■ **TASK GOAL**: Put every line of the entries into a numbered list, skipping blank lines and leaving out the pictures.

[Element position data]

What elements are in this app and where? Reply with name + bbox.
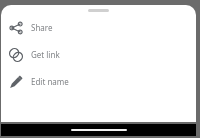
other: Share xyxy=(9,21,23,35)
button[interactable]: Edit name xyxy=(1,68,196,95)
button[interactable]: Get link xyxy=(1,41,196,68)
staticText: Edit name xyxy=(31,76,69,87)
staticText: Share xyxy=(31,22,53,33)
other: Get link xyxy=(9,48,23,62)
other: Edit name xyxy=(9,75,23,89)
staticText: Get link xyxy=(31,49,60,60)
button[interactable]: Share xyxy=(1,14,196,41)
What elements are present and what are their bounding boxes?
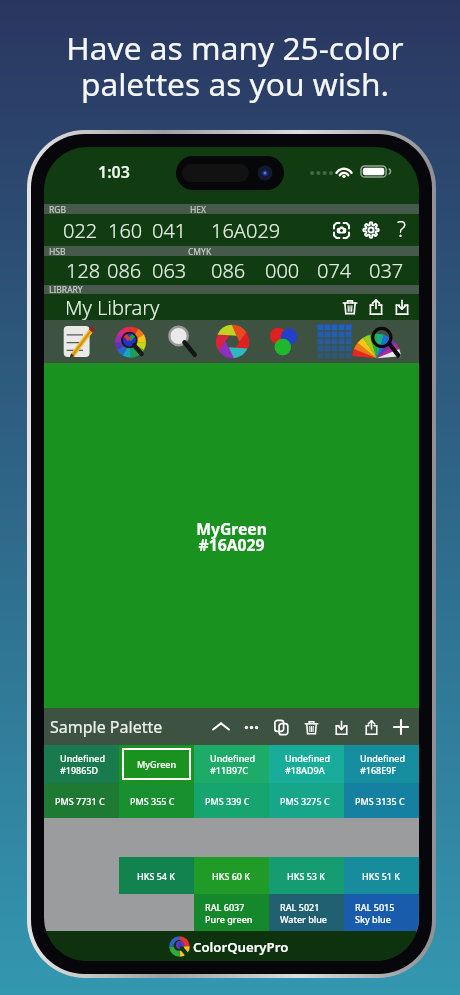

■ **SOLUTION TO THE EXERCISE**:
1. What elements are in this app and where? Reply with name + bbox.
2. other: Share xyxy=(9,21,23,35)
3. button[interactable]: Edit name xyxy=(1,68,196,95)
4. button[interactable]: Get link xyxy=(1,41,196,68)
5. staticText: Edit name xyxy=(31,76,69,87)
6. staticText: Share xyxy=(31,22,53,33)
7. other: Get link xyxy=(9,48,23,62)
8. other: Edit name xyxy=(9,75,23,89)
9. staticText: Get link xyxy=(31,49,60,60)
10. button[interactable]: Share xyxy=(1,14,196,41)
11. What elements are present and what are their bounding boxes?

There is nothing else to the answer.